WHAT IS ASKED:
Read the records below and copy each line that contains "minha".

— START DATASET RECORDS —

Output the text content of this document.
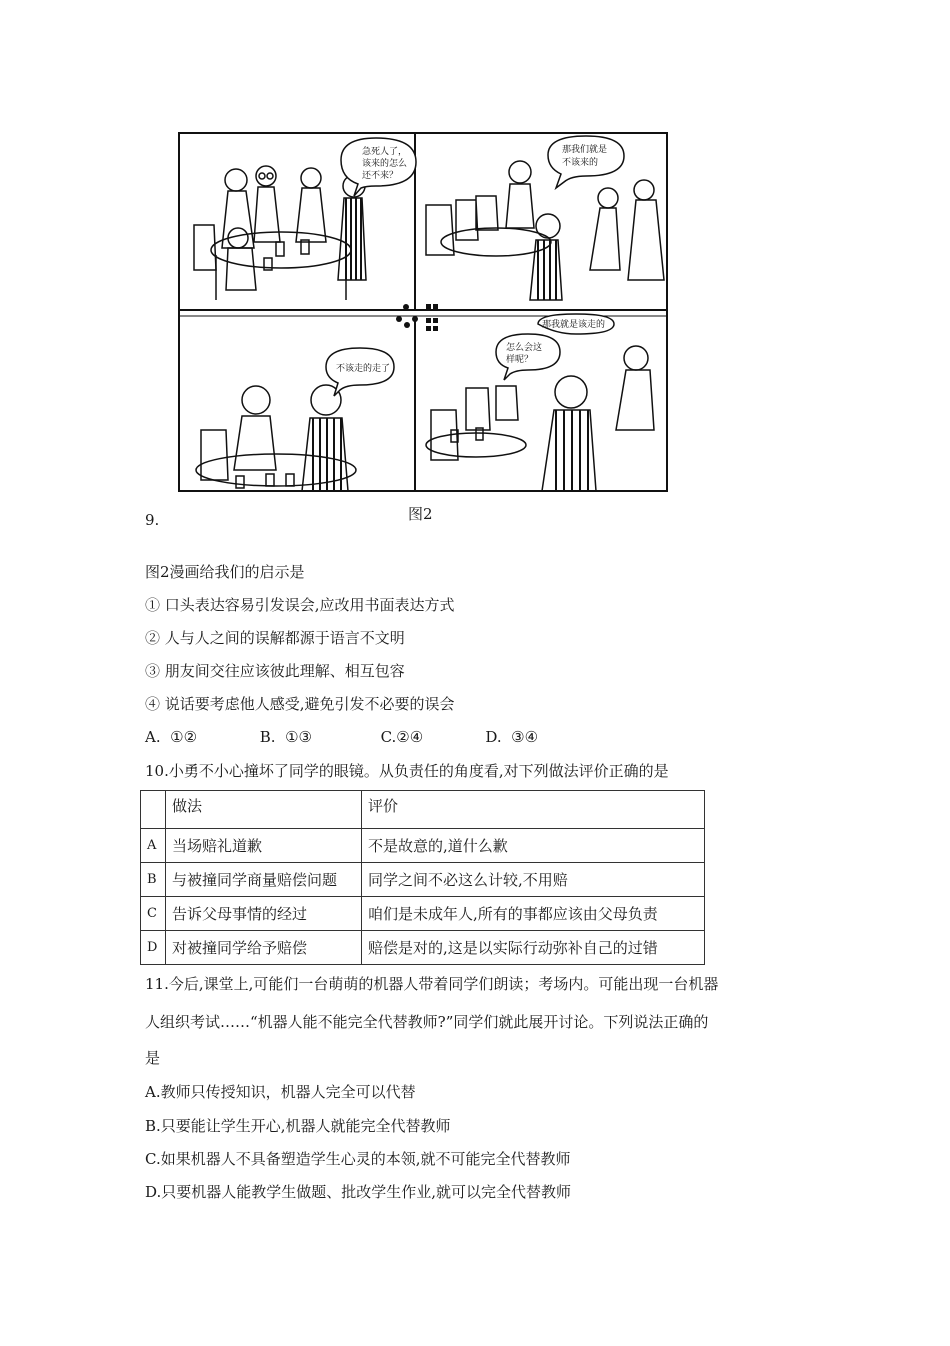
急死人了，
该来的怎么
还不来？
那我们就是
不该来的
不该走的走了
怎么会这
样呢？
那我就是该走的
图2
9.
图2漫画给我们的启示是
① 口头表达容易引发误会,应改用书面表达方式
② 人与人之间的误解都源于语言不文明
③ 朋友间交往应该彼此理解、相互包容
④ 说话要考虑他人感受,避免引发不必要的误会
A.  ①②	B.  ①③	C.②④	D.  ③④
10.小勇不小心撞坏了同学的眼镜。从负责任的角度看,对下列做法评价正确的是
	做法	评价
A	当场赔礼道歉	不是故意的,道什么歉
B	与被撞同学商量赔偿问题	同学之间不必这么计较,不用赔
C	告诉父母事情的经过	咱们是未成年人,所有的事都应该由父母负责
D	对被撞同学给予赔偿	赔偿是对的,这是以实际行动弥补自己的过错
11.今后,课堂上,可能们一台萌萌的机器人带着同学们朗读；考场内。可能出现一台机器
人组织考试……“机器人能不能完全代替教师?”同学们就此展开讨论。下列说法正确的
是
A.教师只传授知识，机器人完全可以代替
B.只要能让学生开心,机器人就能完全代替教师
C.如果机器人不具备塑造学生心灵的本领,就不可能完全代替教师
D.只要机器人能教学生做题、批改学生作业,就可以完全代替教师
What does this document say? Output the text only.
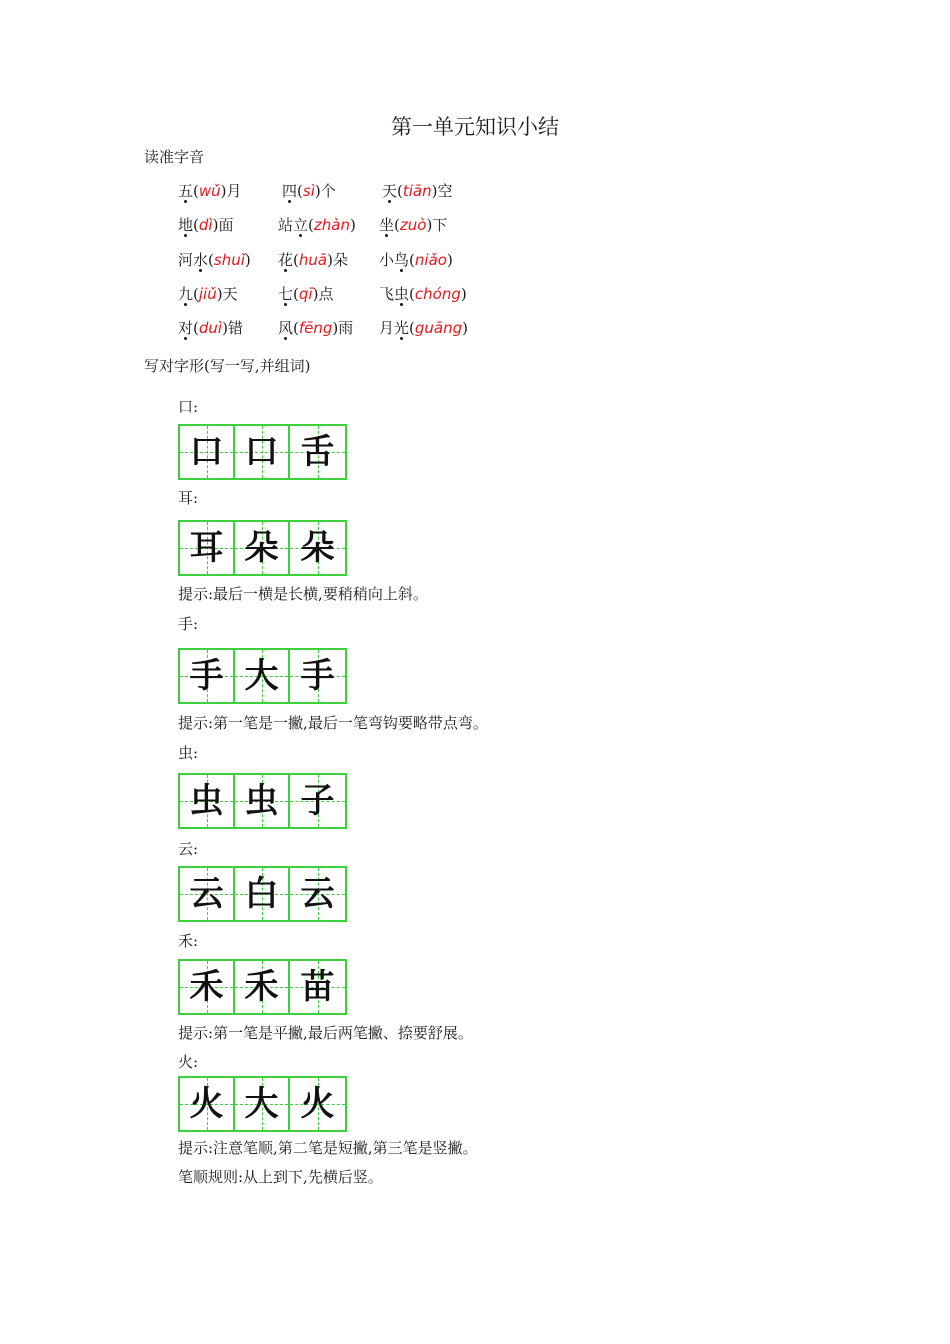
第一单元知识小结
读准字音
五(wǔ)月	四(sì)个	天(tiān)空
地(dì)面	站立(zhàn) 坐(zuò)下
河水(shuǐ) 花(huā)朵 小鸟(niǎo)
九(jiǔ)天	七(qī)点	飞虫(chóng)
对(duì)错 风(fēng)雨 月光(guāng)
写对字形(写一写,并组词)
口:
口 口 舌
耳:
耳 朵 朵
提示:最后一横是长横,要稍稍向上斜。
手:
手 大 手
提示:第一笔是一撇,最后一笔弯钩要略带点弯。
虫:
虫 虫 子
云:
云 白 云
禾:
禾 禾 苗
提示:第一笔是平撇,最后两笔撇、捺要舒展。
火:
火 大 火
提示:注意笔顺,第二笔是短撇,第三笔是竖撇。
笔顺规则:从上到下,先横后竖。
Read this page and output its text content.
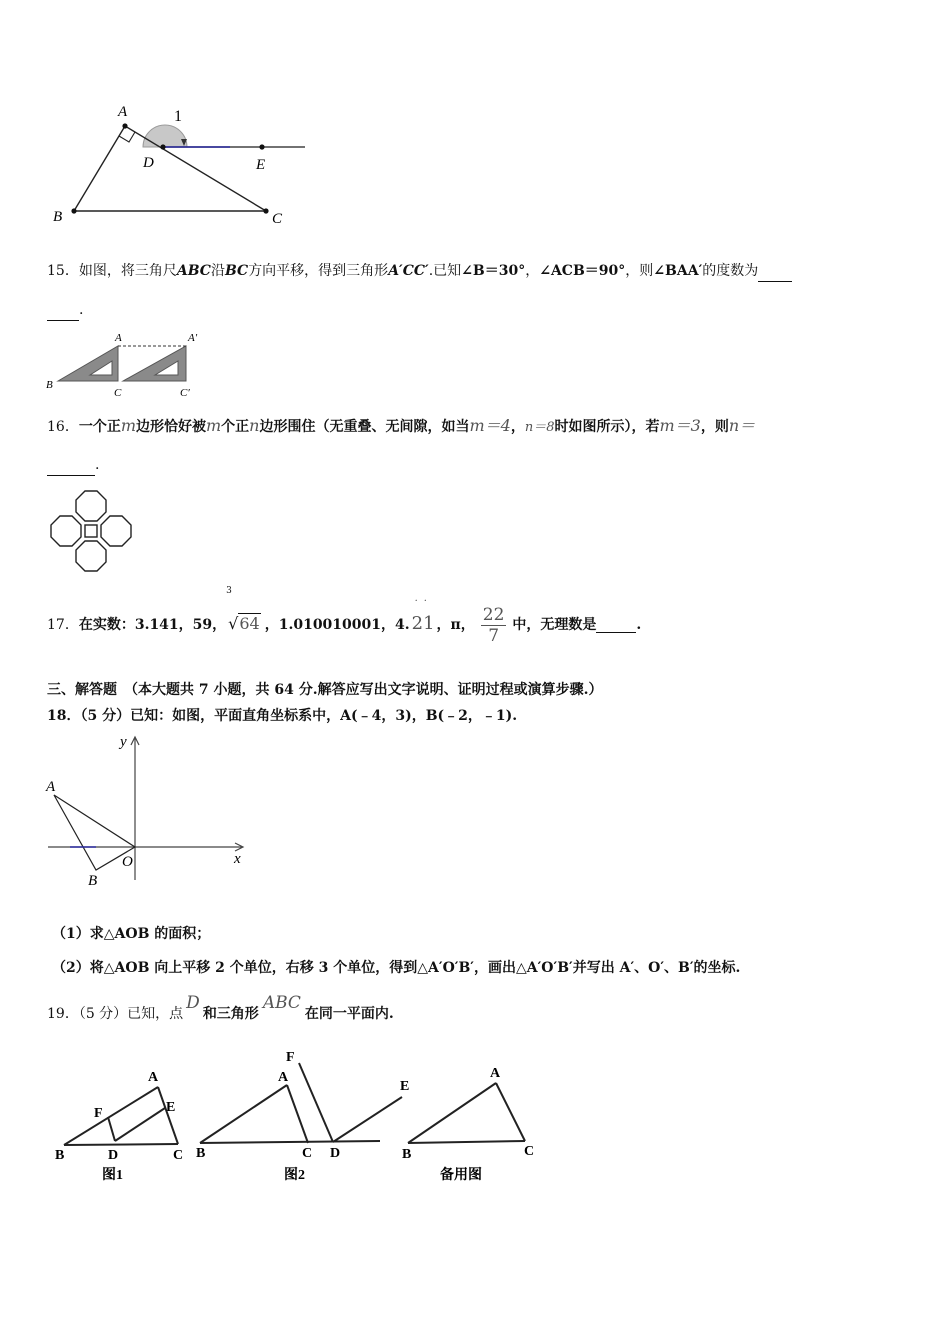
A
B	C
D	E
1
15．如图，将三角尺ABC沿BC方向平移，得到三角形A′CC′.已知∠B＝30°，∠ACB＝90°，则∠BAA′的度数为
.
A	A′
B
C	C′
16．一个正m边形恰好被m个正n边形围住（无重叠、无间隙，如当m＝4，n＝8时如图所示），若m＝3，则n＝
.
17．在实数：3.141，59，
3
√64 ，1.010010001，4.
··
21 ，π， $\frac{22}{7}$ 中，无理数是	.
三、解答题　（本大题共 7 小题，共 64 分.解答应写出文字说明、证明过程或演算步骤.）
18．（5 分）已知：如图，平面直角坐标系中，A(﹣4，3)，B(﹣2，﹣1).
A
B
O	x
y
（1）求△AOB 的面积；
（2）将△AOB 向上平移 2 个单位，右移 3 个单位，得到△A′O′B′，画出△A′O′B′并写出 A′、O′、B′的坐标.
19．（5 分）已知，点D和三角形ABC在同一平面内.
A
B	C
D
E
F
A
B	C D
E
F
A
B	C
图1	图2	备用图
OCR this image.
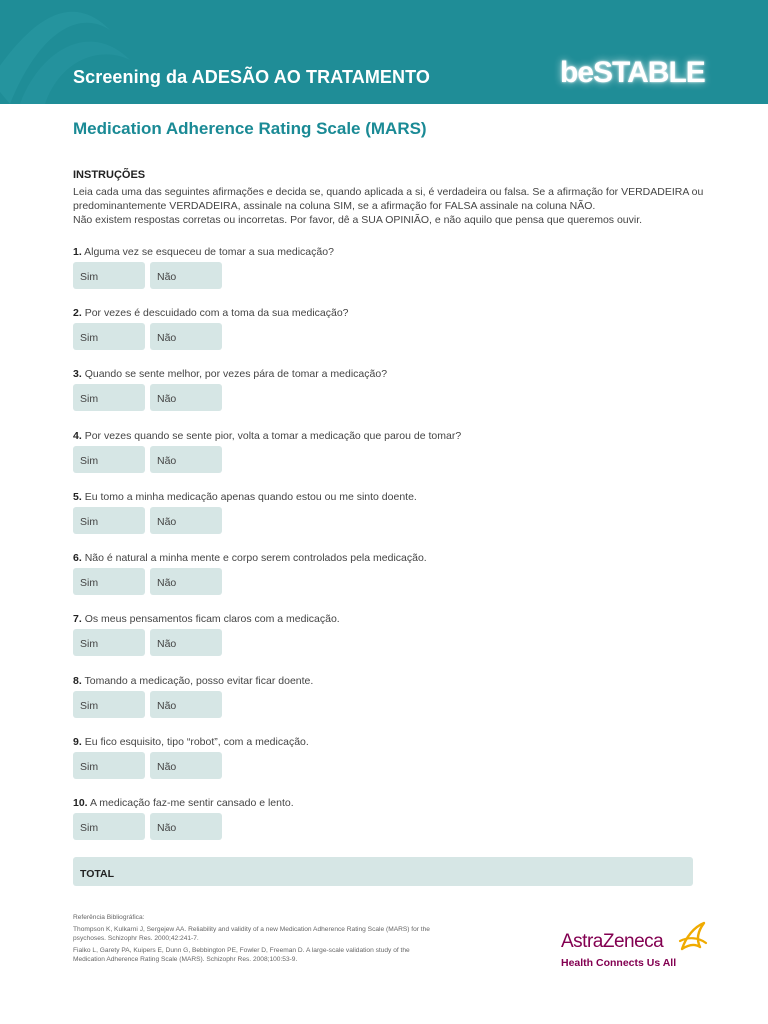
Screening da ADESÃO AO TRATAMENTO	beSTABLE
Medication Adherence Rating Scale (MARS)
INSTRUÇÕES

Leia cada uma das seguintes afirmações e decida se, quando aplicada a si, é verdadeira ou falsa. Se a afirmação for VERDADEIRA ou predominantemente VERDADEIRA, assinale na coluna SIM, se a afirmação for FALSA assinale na coluna NÃO.

Não existem respostas corretas ou incorretas. Por favor, dê a SUA OPINIÃO, e não aquilo que pensa que queremos ouvir.

1. Alguma vez se esqueceu de tomar a sua medicação?
Sim	Não
2. Por vezes é descuidado com a toma da sua medicação?
Sim	Não
3. Quando se sente melhor, por vezes pára de tomar a medicação?
Sim	Não
4. Por vezes quando se sente pior, volta a tomar a medicação que parou de tomar?
Sim	Não
5. Eu tomo a minha medicação apenas quando estou ou me sinto doente.
Sim	Não
6. Não é natural a minha mente e corpo serem controlados pela medicação.
Sim	Não
7. Os meus pensamentos ficam claros com a medicação.
Sim	Não
8. Tomando a medicação, posso evitar ficar doente.
Sim	Não
9. Eu fico esquisito, tipo “robot”, com a medicação.
Sim	Não
10. A medicação faz-me sentir cansado e lento.
Sim	Não
TOTAL

Referência Bibliográfica:

Thompson K, Kulkarni J, Sergejew AA. Reliability and validity of a new Medication Adherence Rating Scale (MARS) for the psychoses. Schizophr Res. 2000;42:241-7.

Fialko L, Garety PA, Kuipers E, Dunn G, Bebbington PE, Fowler D, Freeman D. A large-scale validation study of the Medication Adherence Rating Scale (MARS). Schizophr Res. 2008;100:53-9.

AstraZeneca
Health Connects Us All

— END DATASET RECORDS —

REPLY:
5. Eu tomo a minha medicação apenas quando estou ou me sinto doente.
6. Não é natural a minha mente e corpo serem controlados pela medicação.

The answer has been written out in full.